## Goal
Select the lines of the records containing the word "MISS" and list them.

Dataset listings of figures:
------------------------------

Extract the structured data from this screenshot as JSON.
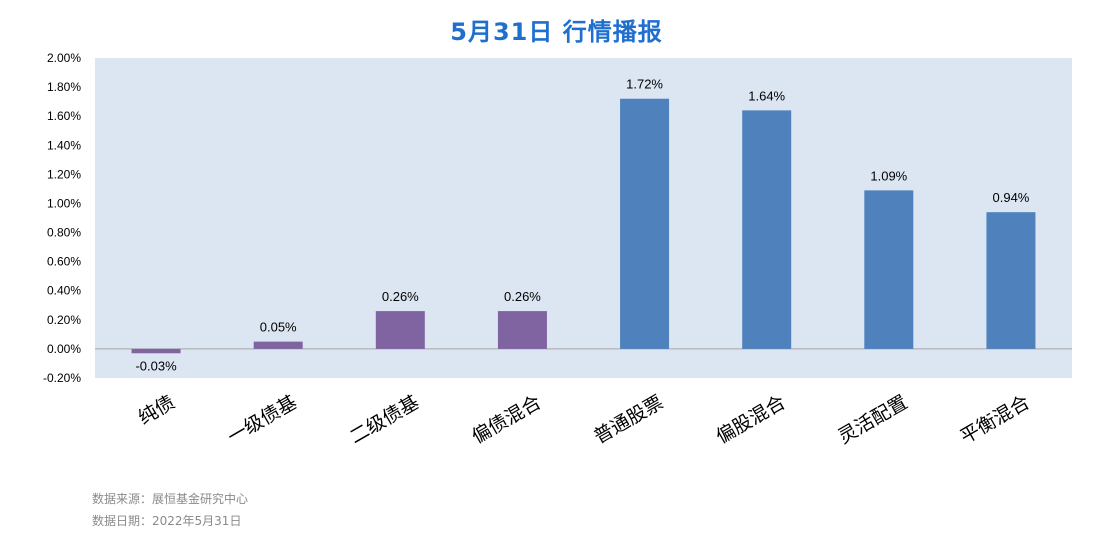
{
  "chart_data": {
    "type": "bar",
    "title": "5月31日  行情播报",
    "categories": [
      "纯债",
      "一级债基",
      "二级债基",
      "偏债混合",
      "普通股票",
      "偏股混合",
      "灵活配置",
      "平衡混合"
    ],
    "values": [
      -0.03,
      0.05,
      0.26,
      0.26,
      1.72,
      1.64,
      1.09,
      0.94
    ],
    "data_labels": [
      "-0.03%",
      "0.05%",
      "0.26%",
      "0.26%",
      "1.72%",
      "1.64%",
      "1.09%",
      "0.94%"
    ],
    "yticks": [
      "2.00%",
      "1.80%",
      "1.60%",
      "1.40%",
      "1.20%",
      "1.00%",
      "0.80%",
      "0.60%",
      "0.40%",
      "0.20%",
      "0.00%",
      "-0.20%"
    ],
    "ylim": [
      -0.2,
      2.0
    ],
    "xlabel": "",
    "ylabel": "",
    "grid": false,
    "colors": {
      "bond_group": "#8064a2",
      "equity_group": "#4f81bd",
      "plot_background": "#dce6f2",
      "title": "#1f6fcf"
    },
    "bar_color_groups": [
      "bond_group",
      "bond_group",
      "bond_group",
      "bond_group",
      "equity_group",
      "equity_group",
      "equity_group",
      "equity_group"
    ]
  },
  "footer": {
    "source": "数据来源：展恒基金研究中心",
    "date": "数据日期：2022年5月31日"
  }
}
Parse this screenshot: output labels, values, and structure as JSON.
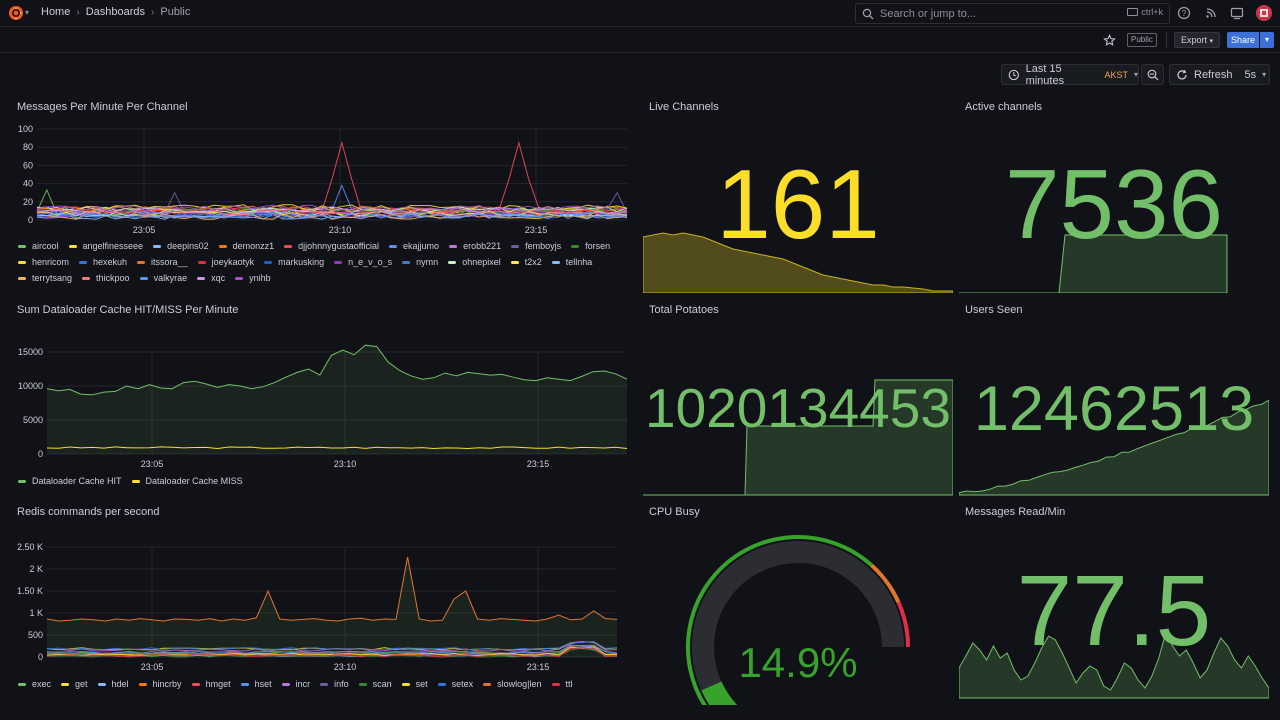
{
  "breadcrumb": [
    "Home",
    "Dashboards",
    "Public"
  ],
  "search": {
    "placeholder": "Search or jump to...",
    "shortcut": "ctrl+k"
  },
  "toolbar": {
    "public_tag": "Public",
    "export_label": "Export",
    "share_label": "Share"
  },
  "timepicker": {
    "range": "Last 15 minutes",
    "timezone": "AKST",
    "refresh_label": "Refresh",
    "refresh_interval": "5s"
  },
  "colors": {
    "green": "#73bf69",
    "yellow": "#fade2a",
    "red": "#f2495c",
    "accent": "#3d71d9"
  },
  "panels": {
    "messages_per_minute": {
      "title": "Messages Per Minute Per Channel",
      "yticks": [
        "100",
        "80",
        "60",
        "40",
        "20",
        "0"
      ],
      "xticks": [
        "23:05",
        "23:10",
        "23:15"
      ],
      "legend": [
        {
          "name": "aircool",
          "color": "#73bf69"
        },
        {
          "name": "angelfinesseee",
          "color": "#fade2a"
        },
        {
          "name": "deepins02",
          "color": "#8ab8ff"
        },
        {
          "name": "demonzz1",
          "color": "#ff780a"
        },
        {
          "name": "djjohnnygustaofficial",
          "color": "#f2495c"
        },
        {
          "name": "ekajjumo",
          "color": "#5794f2"
        },
        {
          "name": "erobb221",
          "color": "#b877d9"
        },
        {
          "name": "femboyjs",
          "color": "#705da0"
        },
        {
          "name": "forsen",
          "color": "#37872d"
        },
        {
          "name": "henricom",
          "color": "#fade2a"
        },
        {
          "name": "hexekuh",
          "color": "#3274d9"
        },
        {
          "name": "itssora__",
          "color": "#e0752d"
        },
        {
          "name": "joeykaotyk",
          "color": "#e02f44"
        },
        {
          "name": "markusking",
          "color": "#1f60c4"
        },
        {
          "name": "n_e_v_o_s",
          "color": "#8f3bb8"
        },
        {
          "name": "nymn",
          "color": "#447ebc"
        },
        {
          "name": "ohnepixel",
          "color": "#c8f2c2"
        },
        {
          "name": "t2x2",
          "color": "#ffee52"
        },
        {
          "name": "tellnha",
          "color": "#8ab8ff"
        },
        {
          "name": "terrytsang",
          "color": "#ffb357"
        },
        {
          "name": "thickpoo",
          "color": "#ff7383"
        },
        {
          "name": "valkyrae",
          "color": "#5794f2"
        },
        {
          "name": "xqc",
          "color": "#ca95e5"
        },
        {
          "name": "ynihb",
          "color": "#a352cc"
        }
      ]
    },
    "live_channels": {
      "title": "Live Channels",
      "value": "161"
    },
    "active_channels": {
      "title": "Active channels",
      "value": "7536"
    },
    "dataloader": {
      "title": "Sum Dataloader Cache HIT/MISS Per Minute",
      "yticks": [
        "15000",
        "10000",
        "5000",
        "0"
      ],
      "xticks": [
        "23:05",
        "23:10",
        "23:15"
      ],
      "legend": [
        {
          "name": "Dataloader Cache HIT",
          "color": "#73bf69"
        },
        {
          "name": "Dataloader Cache MISS",
          "color": "#fade2a"
        }
      ]
    },
    "total_potatoes": {
      "title": "Total Potatoes",
      "value": "1020134453"
    },
    "users_seen": {
      "title": "Users Seen",
      "value": "12462513"
    },
    "redis": {
      "title": "Redis commands per second",
      "yticks": [
        "2.50 K",
        "2 K",
        "1.50 K",
        "1 K",
        "500",
        "0"
      ],
      "xticks": [
        "23:05",
        "23:10",
        "23:15"
      ],
      "legend": [
        {
          "name": "exec",
          "color": "#73bf69"
        },
        {
          "name": "get",
          "color": "#fade2a"
        },
        {
          "name": "hdel",
          "color": "#8ab8ff"
        },
        {
          "name": "hincrby",
          "color": "#ff780a"
        },
        {
          "name": "hmget",
          "color": "#f2495c"
        },
        {
          "name": "hset",
          "color": "#5794f2"
        },
        {
          "name": "incr",
          "color": "#b877d9"
        },
        {
          "name": "info",
          "color": "#705da0"
        },
        {
          "name": "scan",
          "color": "#37872d"
        },
        {
          "name": "set",
          "color": "#fade2a"
        },
        {
          "name": "setex",
          "color": "#3274d9"
        },
        {
          "name": "slowlog|len",
          "color": "#e0752d"
        },
        {
          "name": "ttl",
          "color": "#e02f44"
        }
      ]
    },
    "cpu_busy": {
      "title": "CPU Busy",
      "value": "14.9%",
      "percent": 14.9
    },
    "messages_read": {
      "title": "Messages Read/Min",
      "value": "77.5"
    }
  }
}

------------------------------

## Solution for this exercise
      "title": "Sum Dataloader Cache HIT/MISS Per Minute",
          "name": "Dataloader Cache MISS",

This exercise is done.